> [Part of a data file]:
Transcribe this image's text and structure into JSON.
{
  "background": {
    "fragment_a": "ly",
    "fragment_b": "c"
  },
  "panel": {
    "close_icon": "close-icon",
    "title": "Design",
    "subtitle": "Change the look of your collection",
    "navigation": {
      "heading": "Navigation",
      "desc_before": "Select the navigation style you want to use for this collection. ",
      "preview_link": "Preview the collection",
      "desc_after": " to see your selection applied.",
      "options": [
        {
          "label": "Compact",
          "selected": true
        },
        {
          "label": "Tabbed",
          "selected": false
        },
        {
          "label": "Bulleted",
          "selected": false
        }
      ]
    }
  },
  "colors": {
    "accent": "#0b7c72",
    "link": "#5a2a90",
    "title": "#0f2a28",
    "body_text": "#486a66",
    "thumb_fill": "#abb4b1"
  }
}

> [Exercise brief]: Copy every line in the records above that contains the word "your".

> [Exercise result]:
    "subtitle": "Change the look of your collection",
      "desc_after": " to see your selection applied.",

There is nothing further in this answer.